Exercise instructions: In the entries below, find every line with "наук" and copy it.

* * * * * * *

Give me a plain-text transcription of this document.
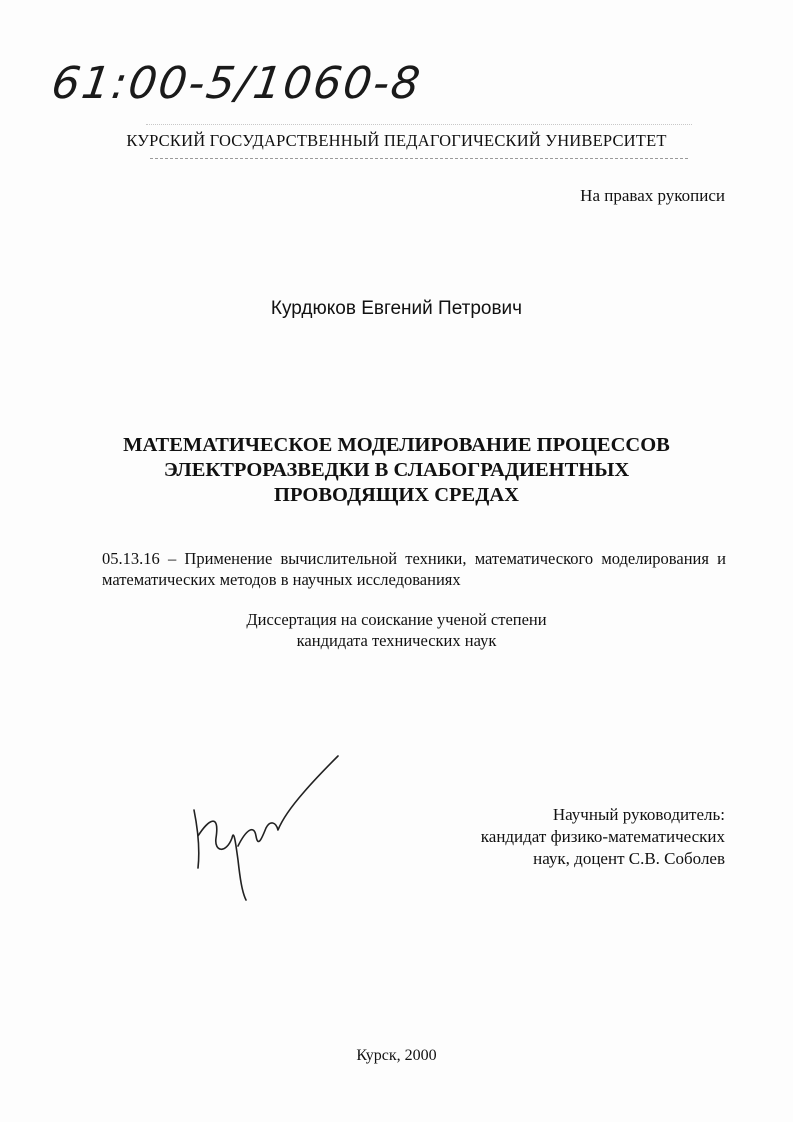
61:00-5/1060-8
КУРСКИЙ ГОСУДАРСТВЕННЫЙ ПЕДАГОГИЧЕСКИЙ УНИВЕРСИТЕТ
На правах рукописи
Курдюков Евгений Петрович
МАТЕМАТИЧЕСКОЕ МОДЕЛИРОВАНИЕ ПРОЦЕССОВ
ЭЛЕКТРОРАЗВЕДКИ В СЛАБОГРАДИЕНТНЫХ
ПРОВОДЯЩИХ СРЕДАХ
05.13.16 – Применение вычислительной техники, математического моделирования и математических методов в научных исследованиях
Диссертация на соискание ученой степени
кандидата технических наук
Научный руководитель:
кандидат физико-математических
наук, доцент С.В. Соболев
Курск, 2000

* * * * * * *

Output of the exercise:
кандидата технических наук
наук, доцент С.В. Соболев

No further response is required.